• EXERCISE DESCRIPTION: Every record must be transcribed in its entirety, apart from the images, which are to be omitted.

>> Begin TASK MATERIAL

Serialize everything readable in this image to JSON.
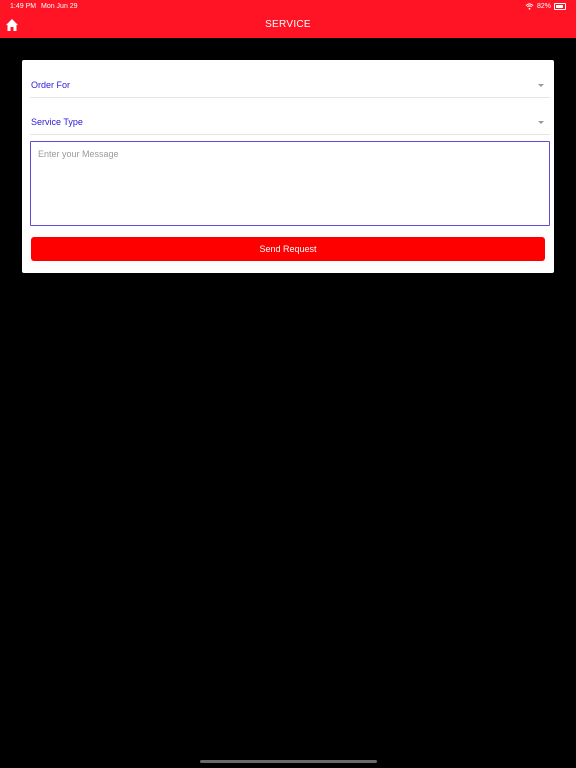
{
  "status_bar": {
    "time": "1:49 PM",
    "date": "Mon Jun 29",
    "battery": "82%",
    "battery_level": 0.82
  },
  "header": {
    "title": "SERVICE",
    "home_icon": "home-icon",
    "background_color": "#ff1426"
  },
  "form": {
    "order_for_label": "Order For",
    "service_type_label": "Service Type",
    "message_placeholder": "Enter your Message",
    "send_button_label": "Send Request",
    "accent_color": "#2a1ad6",
    "button_color": "#ff0000"
  }
}
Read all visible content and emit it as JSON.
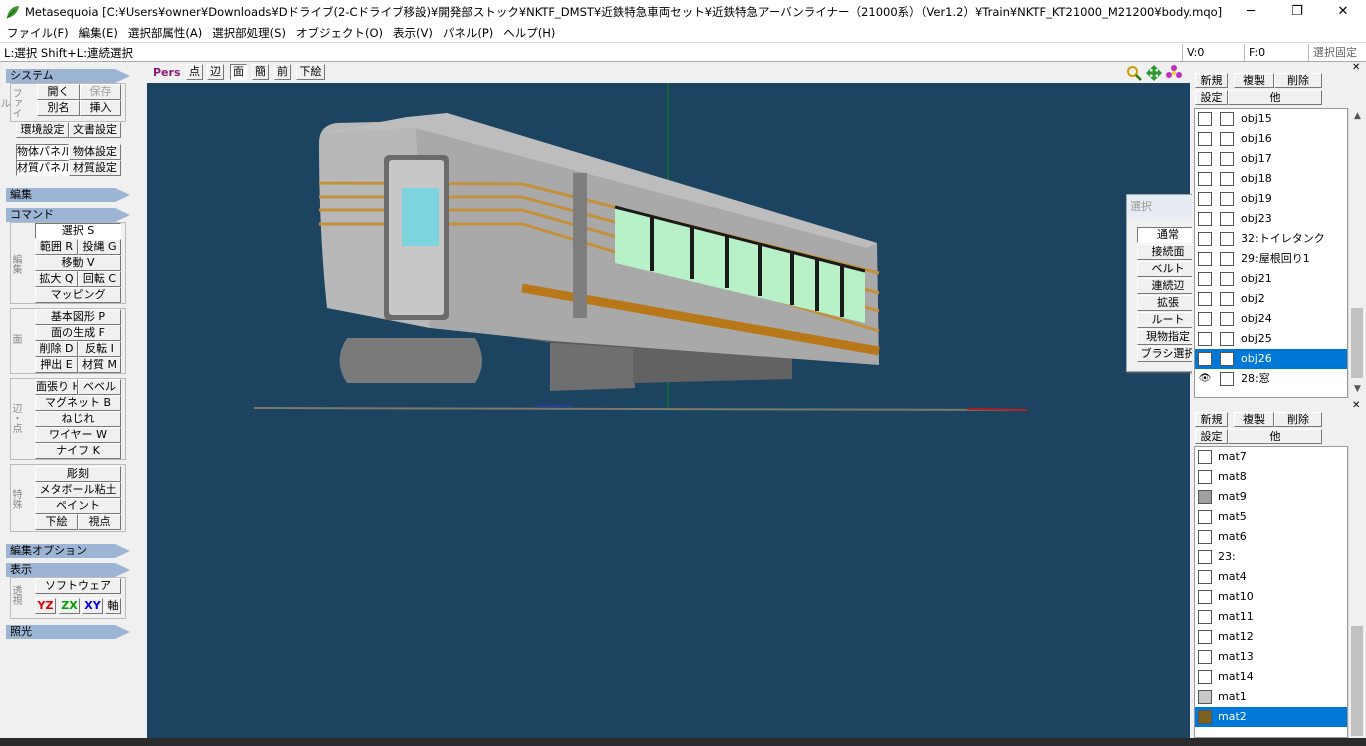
{
  "window": {
    "title": "Metasequoia [C:¥Users¥owner¥Downloads¥Dドライブ(2-Cドライブ移設)¥開発部ストック¥NKTF_DMST¥近鉄特急車両セット¥近鉄特急アーバンライナー（21000系）（Ver1.2）¥Train¥NKTF_KT21000_M21200¥body.mqo]",
    "min": "─",
    "max": "❐",
    "close": "✕"
  },
  "menu": [
    "ファイル(F)",
    "編集(E)",
    "選択部属性(A)",
    "選択部処理(S)",
    "オブジェクト(O)",
    "表示(V)",
    "パネル(P)",
    "ヘルプ(H)"
  ],
  "status": {
    "hint": "L:選択  Shift+L:連続選択",
    "v": "V:0",
    "f": "F:0",
    "lock": "選択固定"
  },
  "left": {
    "system": {
      "header": "システム",
      "vlabel": "ファイル",
      "open": "開く",
      "save": "保存",
      "saveas": "別名",
      "insert": "挿入",
      "env": "環境設定",
      "docset": "文書設定",
      "objpanel": "物体パネル",
      "objset": "物体設定",
      "matpanel": "材質パネル",
      "matset": "材質設定"
    },
    "edit_header": "編集",
    "command": {
      "header": "コマンド",
      "vlabel_edit": "編集",
      "select": "選択 S",
      "range": "範囲 R",
      "lasso": "投縄 G",
      "move": "移動 V",
      "scale": "拡大 Q",
      "rotate": "回転 C",
      "mapping": "マッピング",
      "vlabel_face": "面",
      "primitive": "基本図形 P",
      "facegen": "面の生成 F",
      "delete": "削除 D",
      "flip": "反転 I",
      "extrude": "押出 E",
      "material": "材質 M",
      "vlabel_edge": "辺・点",
      "stretch": "面張り H",
      "bevel": "ベベル",
      "magnet": "マグネット B",
      "twist": "ねじれ",
      "wire": "ワイヤー W",
      "knife": "ナイフ K",
      "vlabel_special": "特殊",
      "sculpt": "彫刻",
      "metaball": "メタボール粘土",
      "paint": "ペイント",
      "underlay": "下絵",
      "viewpoint": "視点"
    },
    "editopt_header": "編集オプション",
    "display": {
      "header": "表示",
      "vlabel": "透視",
      "software": "ソフトウェア",
      "yz": "YZ",
      "zx": "ZX",
      "xy": "XY",
      "axis": "軸"
    },
    "light_header": "照光"
  },
  "viewtoolbar": {
    "pers": "Pers",
    "point": "点",
    "edge": "辺",
    "face": "面",
    "simple": "簡",
    "front": "前",
    "underlay": "下絵"
  },
  "select_panel": {
    "title": "選択",
    "items": [
      "通常",
      "接続面",
      "ベルト",
      "連続辺",
      "拡張",
      "ルート",
      "現物指定",
      "ブラシ選択"
    ]
  },
  "objects": {
    "buttons": {
      "new": "新規",
      "dup": "複製",
      "del": "削除",
      "settings": "設定",
      "other": "他"
    },
    "items": [
      {
        "name": "obj15",
        "eye": false,
        "selected": false
      },
      {
        "name": "obj16",
        "eye": false,
        "selected": false
      },
      {
        "name": "obj17",
        "eye": false,
        "selected": false
      },
      {
        "name": "obj18",
        "eye": false,
        "selected": false
      },
      {
        "name": "obj19",
        "eye": false,
        "selected": false
      },
      {
        "name": "obj23",
        "eye": false,
        "selected": false
      },
      {
        "name": "32:トイレタンク",
        "eye": false,
        "selected": false
      },
      {
        "name": "29:屋根回り1",
        "eye": false,
        "selected": false
      },
      {
        "name": "obj21",
        "eye": false,
        "selected": false
      },
      {
        "name": "obj2",
        "eye": false,
        "selected": false
      },
      {
        "name": "obj24",
        "eye": false,
        "selected": false
      },
      {
        "name": "obj25",
        "eye": false,
        "selected": false
      },
      {
        "name": "obj26",
        "eye": false,
        "selected": true
      },
      {
        "name": "28:窓",
        "eye": true,
        "selected": false
      }
    ]
  },
  "materials": {
    "buttons": {
      "new": "新規",
      "dup": "複製",
      "del": "削除",
      "settings": "設定",
      "other": "他"
    },
    "items": [
      {
        "name": "mat7",
        "color": "#ffffff",
        "selected": false
      },
      {
        "name": "mat8",
        "color": "#ffffff",
        "selected": false
      },
      {
        "name": "mat9",
        "color": "#a0a0a0",
        "selected": false
      },
      {
        "name": "mat5",
        "color": "#ffffff",
        "selected": false
      },
      {
        "name": "mat6",
        "color": "#ffffff",
        "selected": false
      },
      {
        "name": "23:",
        "color": "#ffffff",
        "selected": false
      },
      {
        "name": "mat4",
        "color": "#ffffff",
        "selected": false
      },
      {
        "name": "mat10",
        "color": "#ffffff",
        "selected": false
      },
      {
        "name": "mat11",
        "color": "#ffffff",
        "selected": false
      },
      {
        "name": "mat12",
        "color": "#ffffff",
        "selected": false
      },
      {
        "name": "mat13",
        "color": "#ffffff",
        "selected": false
      },
      {
        "name": "mat14",
        "color": "#ffffff",
        "selected": false
      },
      {
        "name": "mat1",
        "color": "#c8c8c8",
        "selected": false
      },
      {
        "name": "mat2",
        "color": "#7a6220",
        "selected": true
      }
    ]
  },
  "viewport": {
    "background": "#1c4360",
    "selection_color": "#0078d7"
  }
}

>> End TASK MATERIAL

• EXERCISE OUTPUT:
Serialize everything readable in this image to JSON.
{
  "status_bar": {
    "time": "1:49 PM",
    "date": "Mon Jun 29",
    "battery": "82%",
    "battery_level": 0.82
  },
  "header": {
    "title": "SERVICE",
    "home_icon": "home-icon",
    "background_color": "#ff1426"
  },
  "form": {
    "order_for_label": "Order For",
    "service_type_label": "Service Type",
    "message_placeholder": "Enter your Message",
    "send_button_label": "Send Request",
    "accent_color": "#2a1ad6",
    "button_color": "#ff0000"
  }
}
Read all visible content and emit it as JSON.
{
  "window": {
    "title": "Metasequoia [C:¥Users¥owner¥Downloads¥Dドライブ(2-Cドライブ移設)¥開発部ストック¥NKTF_DMST¥近鉄特急車両セット¥近鉄特急アーバンライナー（21000系）（Ver1.2）¥Train¥NKTF_KT21000_M21200¥body.mqo]",
    "min": "─",
    "max": "❐",
    "close": "✕"
  },
  "menu": [
    "ファイル(F)",
    "編集(E)",
    "選択部属性(A)",
    "選択部処理(S)",
    "オブジェクト(O)",
    "表示(V)",
    "パネル(P)",
    "ヘルプ(H)"
  ],
  "status": {
    "hint": "L:選択  Shift+L:連続選択",
    "v": "V:0",
    "f": "F:0",
    "lock": "選択固定"
  },
  "left": {
    "system": {
      "header": "システム",
      "vlabel": "ファイル",
      "open": "開く",
      "save": "保存",
      "saveas": "別名",
      "insert": "挿入",
      "env": "環境設定",
      "docset": "文書設定",
      "objpanel": "物体パネル",
      "objset": "物体設定",
      "matpanel": "材質パネル",
      "matset": "材質設定"
    },
    "edit_header": "編集",
    "command": {
      "header": "コマンド",
      "vlabel_edit": "編集",
      "select": "選択 S",
      "range": "範囲 R",
      "lasso": "投縄 G",
      "move": "移動 V",
      "scale": "拡大 Q",
      "rotate": "回転 C",
      "mapping": "マッピング",
      "vlabel_face": "面",
      "primitive": "基本図形 P",
      "facegen": "面の生成 F",
      "delete": "削除 D",
      "flip": "反転 I",
      "extrude": "押出 E",
      "material": "材質 M",
      "vlabel_edge": "辺・点",
      "stretch": "面張り H",
      "bevel": "ベベル",
      "magnet": "マグネット B",
      "twist": "ねじれ",
      "wire": "ワイヤー W",
      "knife": "ナイフ K",
      "vlabel_special": "特殊",
      "sculpt": "彫刻",
      "metaball": "メタボール粘土",
      "paint": "ペイント",
      "underlay": "下絵",
      "viewpoint": "視点"
    },
    "editopt_header": "編集オプション",
    "display": {
      "header": "表示",
      "vlabel": "透視",
      "software": "ソフトウェア",
      "yz": "YZ",
      "zx": "ZX",
      "xy": "XY",
      "axis": "軸"
    },
    "light_header": "照光"
  },
  "viewtoolbar": {
    "pers": "Pers",
    "point": "点",
    "edge": "辺",
    "face": "面",
    "simple": "簡",
    "front": "前",
    "underlay": "下絵"
  },
  "select_panel": {
    "title": "選択",
    "items": [
      "通常",
      "接続面",
      "ベルト",
      "連続辺",
      "拡張",
      "ルート",
      "現物指定",
      "ブラシ選択"
    ]
  },
  "objects": {
    "buttons": {
      "new": "新規",
      "dup": "複製",
      "del": "削除",
      "settings": "設定",
      "other": "他"
    },
    "items": [
      {
        "name": "obj15",
        "eye": false,
        "selected": false
      },
      {
        "name": "obj16",
        "eye": false,
        "selected": false
      },
      {
        "name": "obj17",
        "eye": false,
        "selected": false
      },
      {
        "name": "obj18",
        "eye": false,
        "selected": false
      },
      {
        "name": "obj19",
        "eye": false,
        "selected": false
      },
      {
        "name": "obj23",
        "eye": false,
        "selected": false
      },
      {
        "name": "32:トイレタンク",
        "eye": false,
        "selected": false
      },
      {
        "name": "29:屋根回り1",
        "eye": false,
        "selected": false
      },
      {
        "name": "obj21",
        "eye": false,
        "selected": false
      },
      {
        "name": "obj2",
        "eye": false,
        "selected": false
      },
      {
        "name": "obj24",
        "eye": false,
        "selected": false
      },
      {
        "name": "obj25",
        "eye": false,
        "selected": false
      },
      {
        "name": "obj26",
        "eye": false,
        "selected": true
      },
      {
        "name": "28:窓",
        "eye": true,
        "selected": false
      }
    ]
  },
  "materials": {
    "buttons": {
      "new": "新規",
      "dup": "複製",
      "del": "削除",
      "settings": "設定",
      "other": "他"
    },
    "items": [
      {
        "name": "mat7",
        "color": "#ffffff",
        "selected": false
      },
      {
        "name": "mat8",
        "color": "#ffffff",
        "selected": false
      },
      {
        "name": "mat9",
        "color": "#a0a0a0",
        "selected": false
      },
      {
        "name": "mat5",
        "color": "#ffffff",
        "selected": false
      },
      {
        "name": "mat6",
        "color": "#ffffff",
        "selected": false
      },
      {
        "name": "23:",
        "color": "#ffffff",
        "selected": false
      },
      {
        "name": "mat4",
        "color": "#ffffff",
        "selected": false
      },
      {
        "name": "mat10",
        "color": "#ffffff",
        "selected": false
      },
      {
        "name": "mat11",
        "color": "#ffffff",
        "selected": false
      },
      {
        "name": "mat12",
        "color": "#ffffff",
        "selected": false
      },
      {
        "name": "mat13",
        "color": "#ffffff",
        "selected": false
      },
      {
        "name": "mat14",
        "color": "#ffffff",
        "selected": false
      },
      {
        "name": "mat1",
        "color": "#c8c8c8",
        "selected": false
      },
      {
        "name": "mat2",
        "color": "#7a6220",
        "selected": true
      }
    ]
  },
  "viewport": {
    "background": "#1c4360",
    "selection_color": "#0078d7"
  }
}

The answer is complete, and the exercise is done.